### Problem description
Print the stretch of the post below about leaving the LDS church that begins at the words "Thrashbrowns Loses his" and stops after "of this series.", copying it word for word.

### Text shown
*-*-*

Thrashbrowns Loses his Religion: Part 11
The End Complete
See that hairy motherfucker up there? That's me, not too long before I started this series. Two-plus months, ten posts and an ocean of depression caused by digging up the past later and it's hard for me to believe I'm the same person as the guy in that shot.
For one thing, I got a haircut and trimmed my beard so I don't resemble Captain Caveman so closely anymore. For another thing, I've stumbled across a few pretty powerful realizations about myself and my relationship to the LDS church over the course of this series.

*-*-*

### Information supplied
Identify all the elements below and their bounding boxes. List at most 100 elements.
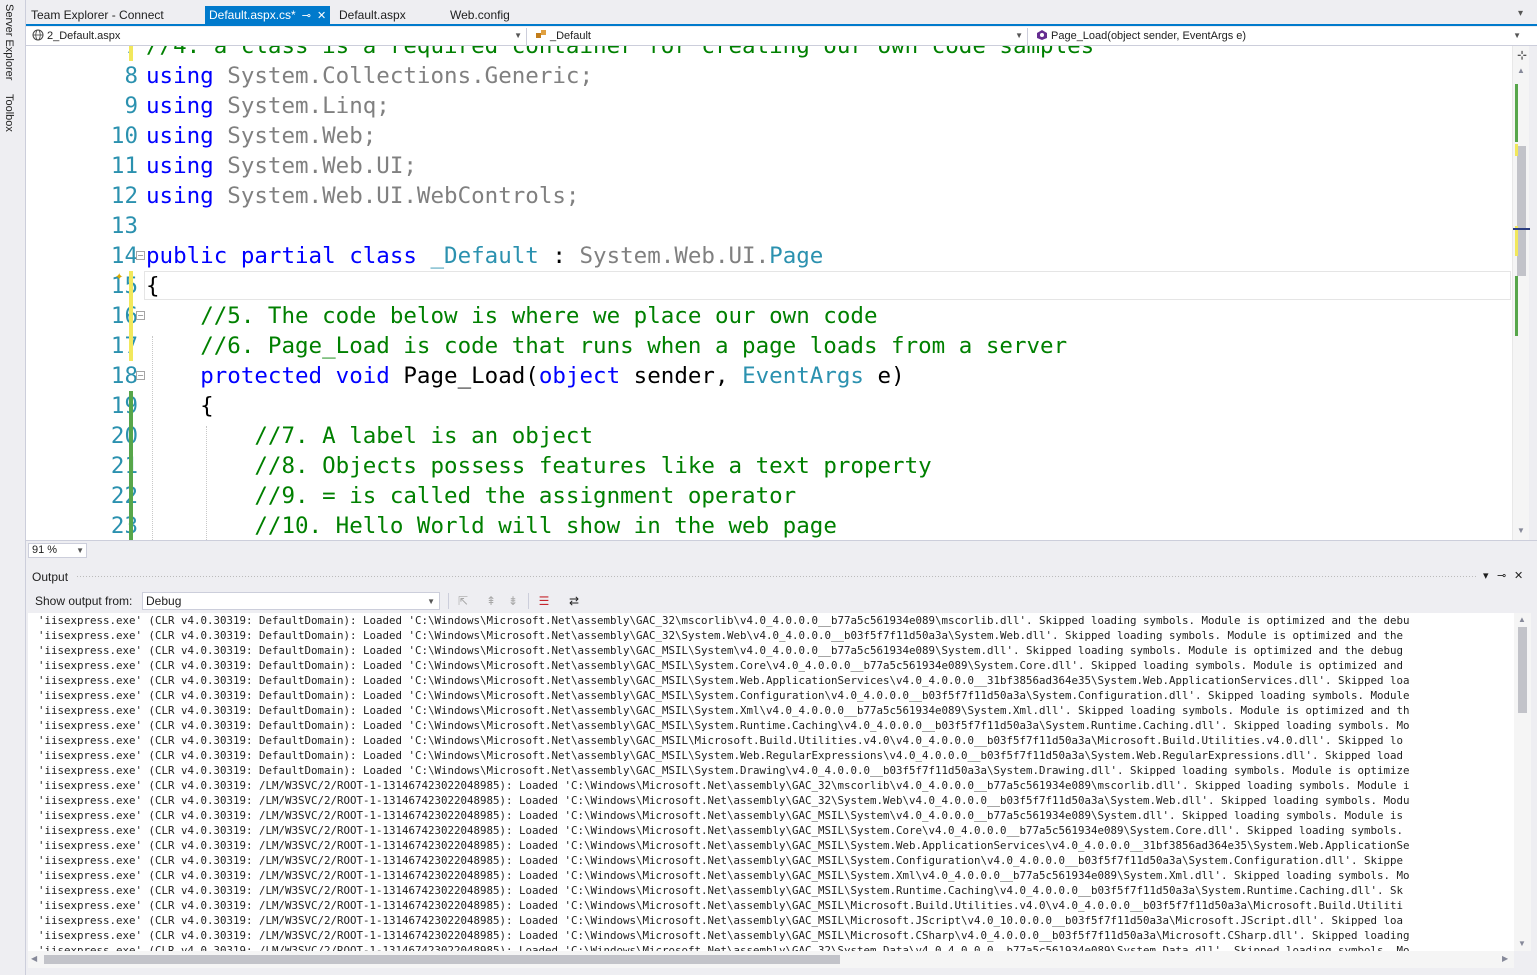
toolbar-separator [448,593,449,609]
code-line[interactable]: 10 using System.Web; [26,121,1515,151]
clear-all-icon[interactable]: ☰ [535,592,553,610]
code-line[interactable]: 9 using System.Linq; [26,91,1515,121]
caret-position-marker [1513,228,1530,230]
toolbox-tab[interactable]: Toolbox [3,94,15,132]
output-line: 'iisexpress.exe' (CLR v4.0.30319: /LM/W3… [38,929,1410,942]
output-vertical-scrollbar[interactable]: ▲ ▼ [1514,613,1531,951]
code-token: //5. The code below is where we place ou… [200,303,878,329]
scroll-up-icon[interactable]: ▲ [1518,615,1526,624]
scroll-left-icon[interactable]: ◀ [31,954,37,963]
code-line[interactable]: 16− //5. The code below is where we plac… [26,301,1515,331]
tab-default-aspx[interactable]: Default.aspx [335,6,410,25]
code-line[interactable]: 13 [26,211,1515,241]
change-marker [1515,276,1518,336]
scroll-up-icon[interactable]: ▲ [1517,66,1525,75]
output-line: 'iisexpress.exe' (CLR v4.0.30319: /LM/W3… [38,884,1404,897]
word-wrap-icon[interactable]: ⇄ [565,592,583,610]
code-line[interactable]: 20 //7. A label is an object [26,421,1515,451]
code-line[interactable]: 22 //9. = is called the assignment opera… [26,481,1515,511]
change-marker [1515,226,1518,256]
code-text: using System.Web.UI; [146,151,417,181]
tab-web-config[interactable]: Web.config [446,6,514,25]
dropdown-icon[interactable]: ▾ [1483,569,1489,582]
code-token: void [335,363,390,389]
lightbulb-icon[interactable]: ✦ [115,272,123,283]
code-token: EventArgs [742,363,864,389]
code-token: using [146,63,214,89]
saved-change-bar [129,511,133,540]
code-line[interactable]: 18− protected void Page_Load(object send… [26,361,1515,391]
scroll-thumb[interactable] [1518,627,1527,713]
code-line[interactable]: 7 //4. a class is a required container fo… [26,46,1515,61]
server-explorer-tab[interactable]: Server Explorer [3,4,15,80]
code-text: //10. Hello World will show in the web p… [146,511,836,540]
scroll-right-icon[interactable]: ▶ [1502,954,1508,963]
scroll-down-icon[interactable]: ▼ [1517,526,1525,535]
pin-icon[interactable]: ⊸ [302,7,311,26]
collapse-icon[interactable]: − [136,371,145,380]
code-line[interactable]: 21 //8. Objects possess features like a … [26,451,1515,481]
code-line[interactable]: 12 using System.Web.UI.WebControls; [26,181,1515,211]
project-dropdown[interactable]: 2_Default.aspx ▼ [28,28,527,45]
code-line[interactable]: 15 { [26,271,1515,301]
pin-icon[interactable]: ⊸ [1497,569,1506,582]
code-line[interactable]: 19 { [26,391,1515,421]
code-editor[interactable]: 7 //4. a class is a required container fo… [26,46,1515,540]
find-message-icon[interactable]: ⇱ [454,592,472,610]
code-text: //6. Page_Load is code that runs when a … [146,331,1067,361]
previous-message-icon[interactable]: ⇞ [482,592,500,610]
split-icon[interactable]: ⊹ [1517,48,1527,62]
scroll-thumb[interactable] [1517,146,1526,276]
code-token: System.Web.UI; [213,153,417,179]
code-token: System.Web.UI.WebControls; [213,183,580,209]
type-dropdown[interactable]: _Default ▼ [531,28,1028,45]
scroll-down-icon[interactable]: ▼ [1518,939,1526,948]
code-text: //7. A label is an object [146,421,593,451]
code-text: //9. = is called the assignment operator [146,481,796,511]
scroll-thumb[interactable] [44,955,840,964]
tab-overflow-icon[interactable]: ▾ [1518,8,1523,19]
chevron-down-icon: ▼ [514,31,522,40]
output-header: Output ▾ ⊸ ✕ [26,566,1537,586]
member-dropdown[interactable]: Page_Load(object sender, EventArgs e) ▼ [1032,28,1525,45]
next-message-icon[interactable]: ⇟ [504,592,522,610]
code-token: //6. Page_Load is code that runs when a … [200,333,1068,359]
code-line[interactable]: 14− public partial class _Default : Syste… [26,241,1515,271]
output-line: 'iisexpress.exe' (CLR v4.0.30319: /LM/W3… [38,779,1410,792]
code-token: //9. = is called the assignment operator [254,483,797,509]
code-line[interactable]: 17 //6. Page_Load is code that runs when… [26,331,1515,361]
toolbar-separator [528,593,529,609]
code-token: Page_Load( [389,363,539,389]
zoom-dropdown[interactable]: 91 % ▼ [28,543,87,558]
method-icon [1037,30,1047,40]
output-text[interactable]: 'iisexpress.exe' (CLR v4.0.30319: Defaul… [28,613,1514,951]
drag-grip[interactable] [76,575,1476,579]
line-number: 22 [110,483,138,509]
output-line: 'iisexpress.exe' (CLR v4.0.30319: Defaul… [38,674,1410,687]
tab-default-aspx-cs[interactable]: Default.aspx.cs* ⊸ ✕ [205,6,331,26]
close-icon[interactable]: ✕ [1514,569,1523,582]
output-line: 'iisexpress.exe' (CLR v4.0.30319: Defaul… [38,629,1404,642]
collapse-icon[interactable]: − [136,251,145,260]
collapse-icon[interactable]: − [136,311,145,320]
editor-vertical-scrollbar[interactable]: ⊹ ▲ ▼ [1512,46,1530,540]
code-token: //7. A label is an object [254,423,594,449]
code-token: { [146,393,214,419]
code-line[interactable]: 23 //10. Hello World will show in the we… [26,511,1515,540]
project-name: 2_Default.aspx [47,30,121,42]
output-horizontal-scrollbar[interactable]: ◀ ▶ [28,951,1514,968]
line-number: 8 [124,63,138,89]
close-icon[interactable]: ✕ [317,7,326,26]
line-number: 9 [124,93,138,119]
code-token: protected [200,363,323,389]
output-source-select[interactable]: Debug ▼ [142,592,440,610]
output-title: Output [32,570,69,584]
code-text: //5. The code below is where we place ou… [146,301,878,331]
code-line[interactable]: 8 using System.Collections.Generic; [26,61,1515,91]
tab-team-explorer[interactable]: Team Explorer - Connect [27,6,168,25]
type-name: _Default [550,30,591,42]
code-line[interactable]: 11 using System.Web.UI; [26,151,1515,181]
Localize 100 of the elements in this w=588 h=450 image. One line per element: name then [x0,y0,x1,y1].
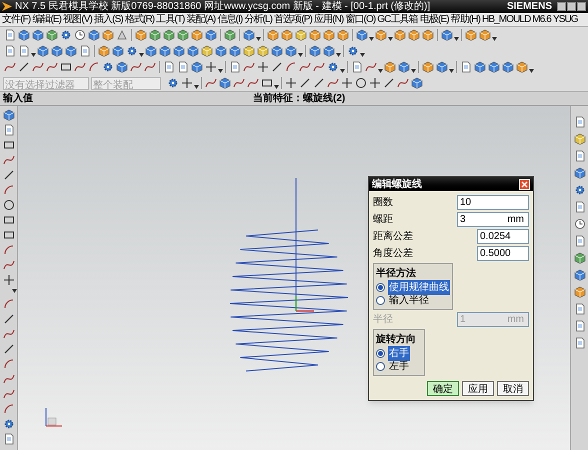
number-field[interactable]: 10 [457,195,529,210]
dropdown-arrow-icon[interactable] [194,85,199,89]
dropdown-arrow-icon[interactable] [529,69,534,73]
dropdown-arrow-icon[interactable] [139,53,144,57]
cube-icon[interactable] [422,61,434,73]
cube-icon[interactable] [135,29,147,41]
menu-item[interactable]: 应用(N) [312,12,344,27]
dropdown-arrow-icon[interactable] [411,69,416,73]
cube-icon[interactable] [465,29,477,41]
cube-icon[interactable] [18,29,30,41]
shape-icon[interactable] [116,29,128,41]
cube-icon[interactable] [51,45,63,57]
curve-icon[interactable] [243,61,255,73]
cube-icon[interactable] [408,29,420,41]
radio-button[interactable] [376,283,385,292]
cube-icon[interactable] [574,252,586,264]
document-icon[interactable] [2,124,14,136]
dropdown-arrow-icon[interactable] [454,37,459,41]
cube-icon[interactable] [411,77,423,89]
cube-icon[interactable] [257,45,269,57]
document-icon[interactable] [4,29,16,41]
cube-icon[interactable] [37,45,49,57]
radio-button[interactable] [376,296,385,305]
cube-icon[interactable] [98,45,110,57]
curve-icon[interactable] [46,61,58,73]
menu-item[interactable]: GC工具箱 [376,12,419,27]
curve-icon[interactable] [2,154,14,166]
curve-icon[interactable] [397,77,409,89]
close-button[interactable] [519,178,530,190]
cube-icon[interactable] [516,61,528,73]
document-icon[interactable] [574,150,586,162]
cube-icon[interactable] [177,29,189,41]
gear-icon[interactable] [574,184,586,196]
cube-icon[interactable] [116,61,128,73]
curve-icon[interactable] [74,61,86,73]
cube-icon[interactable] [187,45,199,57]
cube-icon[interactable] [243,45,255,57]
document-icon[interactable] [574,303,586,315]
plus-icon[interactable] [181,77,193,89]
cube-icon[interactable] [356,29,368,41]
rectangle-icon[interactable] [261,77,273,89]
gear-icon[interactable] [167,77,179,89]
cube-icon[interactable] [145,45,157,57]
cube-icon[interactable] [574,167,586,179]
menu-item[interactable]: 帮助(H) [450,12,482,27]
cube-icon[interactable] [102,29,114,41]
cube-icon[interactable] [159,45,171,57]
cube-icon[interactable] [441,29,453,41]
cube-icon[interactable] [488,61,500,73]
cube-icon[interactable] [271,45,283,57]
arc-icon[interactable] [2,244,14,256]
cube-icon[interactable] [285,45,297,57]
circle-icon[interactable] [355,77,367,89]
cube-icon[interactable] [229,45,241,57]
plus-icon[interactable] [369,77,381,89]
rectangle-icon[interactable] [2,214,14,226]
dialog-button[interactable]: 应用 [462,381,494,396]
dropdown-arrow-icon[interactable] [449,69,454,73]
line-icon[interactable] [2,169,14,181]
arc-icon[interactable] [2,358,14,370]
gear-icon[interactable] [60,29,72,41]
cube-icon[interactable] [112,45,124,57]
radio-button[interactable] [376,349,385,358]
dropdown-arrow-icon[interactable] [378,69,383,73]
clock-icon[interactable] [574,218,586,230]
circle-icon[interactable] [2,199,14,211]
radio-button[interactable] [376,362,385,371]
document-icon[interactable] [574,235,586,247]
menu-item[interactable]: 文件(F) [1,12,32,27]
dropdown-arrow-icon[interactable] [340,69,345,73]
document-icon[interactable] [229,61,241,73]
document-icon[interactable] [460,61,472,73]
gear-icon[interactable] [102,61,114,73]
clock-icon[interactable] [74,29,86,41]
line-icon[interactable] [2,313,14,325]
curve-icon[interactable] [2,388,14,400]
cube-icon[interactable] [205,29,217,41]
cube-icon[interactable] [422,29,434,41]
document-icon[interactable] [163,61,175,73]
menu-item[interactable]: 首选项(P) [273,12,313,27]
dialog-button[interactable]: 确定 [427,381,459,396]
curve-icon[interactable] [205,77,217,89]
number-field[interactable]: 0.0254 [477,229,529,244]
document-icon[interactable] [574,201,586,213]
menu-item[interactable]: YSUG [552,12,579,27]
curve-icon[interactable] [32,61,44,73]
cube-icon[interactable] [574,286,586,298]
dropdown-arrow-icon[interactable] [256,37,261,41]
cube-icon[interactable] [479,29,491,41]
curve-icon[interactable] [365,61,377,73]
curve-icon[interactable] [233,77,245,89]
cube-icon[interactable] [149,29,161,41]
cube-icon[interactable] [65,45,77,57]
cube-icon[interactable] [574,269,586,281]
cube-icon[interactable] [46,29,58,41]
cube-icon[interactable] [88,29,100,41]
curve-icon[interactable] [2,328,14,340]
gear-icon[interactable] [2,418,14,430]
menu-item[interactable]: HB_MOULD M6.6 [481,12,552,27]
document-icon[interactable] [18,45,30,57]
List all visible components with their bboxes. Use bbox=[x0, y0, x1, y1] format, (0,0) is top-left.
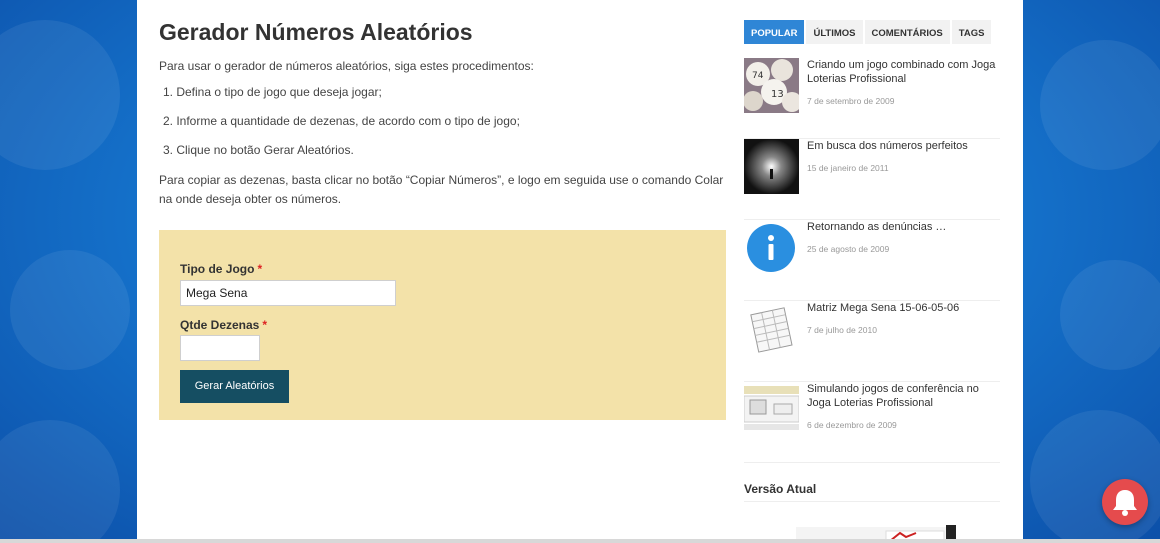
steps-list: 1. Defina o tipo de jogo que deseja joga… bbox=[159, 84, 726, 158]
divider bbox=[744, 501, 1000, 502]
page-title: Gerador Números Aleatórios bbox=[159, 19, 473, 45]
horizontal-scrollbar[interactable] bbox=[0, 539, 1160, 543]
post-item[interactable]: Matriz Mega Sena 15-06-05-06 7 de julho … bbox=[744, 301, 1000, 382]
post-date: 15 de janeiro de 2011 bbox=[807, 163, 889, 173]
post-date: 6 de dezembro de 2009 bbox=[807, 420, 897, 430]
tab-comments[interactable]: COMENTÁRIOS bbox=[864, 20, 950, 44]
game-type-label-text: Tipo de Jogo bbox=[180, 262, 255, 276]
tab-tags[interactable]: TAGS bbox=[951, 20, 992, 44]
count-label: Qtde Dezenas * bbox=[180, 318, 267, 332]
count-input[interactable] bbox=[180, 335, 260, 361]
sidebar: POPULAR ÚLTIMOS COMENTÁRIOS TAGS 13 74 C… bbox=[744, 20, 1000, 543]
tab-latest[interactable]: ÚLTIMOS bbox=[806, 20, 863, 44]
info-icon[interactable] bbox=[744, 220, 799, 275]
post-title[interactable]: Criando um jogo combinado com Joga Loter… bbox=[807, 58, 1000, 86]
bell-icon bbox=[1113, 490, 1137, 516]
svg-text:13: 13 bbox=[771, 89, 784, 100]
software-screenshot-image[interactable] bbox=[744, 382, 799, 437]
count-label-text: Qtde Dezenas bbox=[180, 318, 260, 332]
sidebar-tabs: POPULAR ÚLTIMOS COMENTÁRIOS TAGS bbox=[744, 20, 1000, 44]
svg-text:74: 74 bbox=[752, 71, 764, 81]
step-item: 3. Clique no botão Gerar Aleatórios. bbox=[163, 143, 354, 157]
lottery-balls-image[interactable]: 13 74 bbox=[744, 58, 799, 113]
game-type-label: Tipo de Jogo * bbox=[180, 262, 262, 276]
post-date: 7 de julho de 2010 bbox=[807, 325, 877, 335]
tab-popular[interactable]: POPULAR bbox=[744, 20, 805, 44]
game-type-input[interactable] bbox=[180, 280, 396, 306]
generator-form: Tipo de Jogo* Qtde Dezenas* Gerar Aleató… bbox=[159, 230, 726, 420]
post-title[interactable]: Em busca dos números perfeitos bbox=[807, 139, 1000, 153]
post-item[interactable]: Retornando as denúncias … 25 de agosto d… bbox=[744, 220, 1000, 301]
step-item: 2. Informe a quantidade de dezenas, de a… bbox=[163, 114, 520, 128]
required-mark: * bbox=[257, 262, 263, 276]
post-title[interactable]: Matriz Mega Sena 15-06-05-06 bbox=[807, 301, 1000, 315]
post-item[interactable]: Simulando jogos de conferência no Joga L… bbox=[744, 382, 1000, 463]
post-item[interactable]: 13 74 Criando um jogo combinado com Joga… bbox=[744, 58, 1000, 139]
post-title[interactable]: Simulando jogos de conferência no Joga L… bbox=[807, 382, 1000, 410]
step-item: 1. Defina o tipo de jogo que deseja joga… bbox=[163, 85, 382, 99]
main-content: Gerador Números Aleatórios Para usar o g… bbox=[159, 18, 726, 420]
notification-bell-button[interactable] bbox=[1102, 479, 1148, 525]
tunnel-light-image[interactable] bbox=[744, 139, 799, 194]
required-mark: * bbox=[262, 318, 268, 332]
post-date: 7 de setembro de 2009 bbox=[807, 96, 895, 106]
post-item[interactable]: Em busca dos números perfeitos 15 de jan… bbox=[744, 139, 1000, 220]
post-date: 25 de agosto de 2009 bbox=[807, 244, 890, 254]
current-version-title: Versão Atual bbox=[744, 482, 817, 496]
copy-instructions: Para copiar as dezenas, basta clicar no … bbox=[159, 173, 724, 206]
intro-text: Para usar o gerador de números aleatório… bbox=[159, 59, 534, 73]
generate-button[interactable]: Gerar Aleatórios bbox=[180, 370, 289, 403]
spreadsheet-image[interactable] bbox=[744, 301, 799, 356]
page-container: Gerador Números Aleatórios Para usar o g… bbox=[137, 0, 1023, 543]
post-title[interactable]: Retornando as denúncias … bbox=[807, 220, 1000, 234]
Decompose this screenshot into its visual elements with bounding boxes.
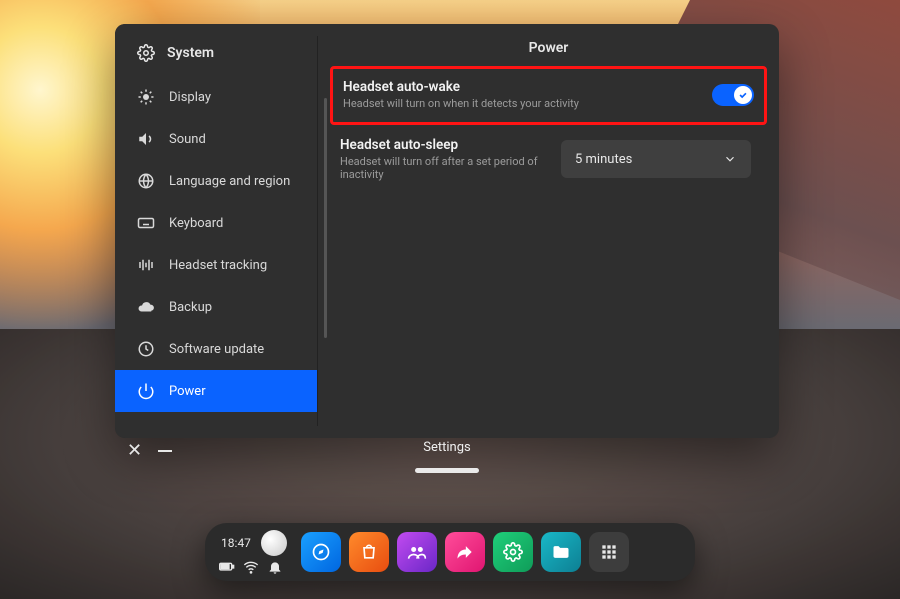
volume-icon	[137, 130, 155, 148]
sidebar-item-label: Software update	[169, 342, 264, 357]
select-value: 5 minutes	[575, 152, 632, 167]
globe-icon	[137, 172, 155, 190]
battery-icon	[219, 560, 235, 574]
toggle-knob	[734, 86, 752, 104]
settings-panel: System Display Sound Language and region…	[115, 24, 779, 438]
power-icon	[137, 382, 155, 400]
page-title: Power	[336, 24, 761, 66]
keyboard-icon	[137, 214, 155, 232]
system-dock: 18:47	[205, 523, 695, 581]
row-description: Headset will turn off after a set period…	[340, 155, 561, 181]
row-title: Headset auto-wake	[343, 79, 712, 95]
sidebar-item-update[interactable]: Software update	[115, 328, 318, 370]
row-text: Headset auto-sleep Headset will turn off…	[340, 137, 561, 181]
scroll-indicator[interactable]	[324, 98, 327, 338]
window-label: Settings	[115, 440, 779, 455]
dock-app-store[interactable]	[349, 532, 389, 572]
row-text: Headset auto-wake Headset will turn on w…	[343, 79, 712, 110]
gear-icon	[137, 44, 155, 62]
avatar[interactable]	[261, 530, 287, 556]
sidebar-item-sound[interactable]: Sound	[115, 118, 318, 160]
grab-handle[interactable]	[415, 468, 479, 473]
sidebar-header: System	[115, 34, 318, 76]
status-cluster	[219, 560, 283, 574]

*-*-*

### Task output
Thrashbrowns Loses his Religion: Part 11
The End Complete
See that hairy motherfucker up there? That's me, not too long before I started this series. Two-plus months, ten posts and an ocean of depression caused by digging up the past later and it's hard for me to believe I'm the same person as the guy in that shot.
For one thing, I got a haircut and trimmed my beard so I don't resemble Captain Caveman so closely anymore. For another thing, I've stumbled across a few pretty powerful realizations about myself and my relationship to the LDS church over the course of this series.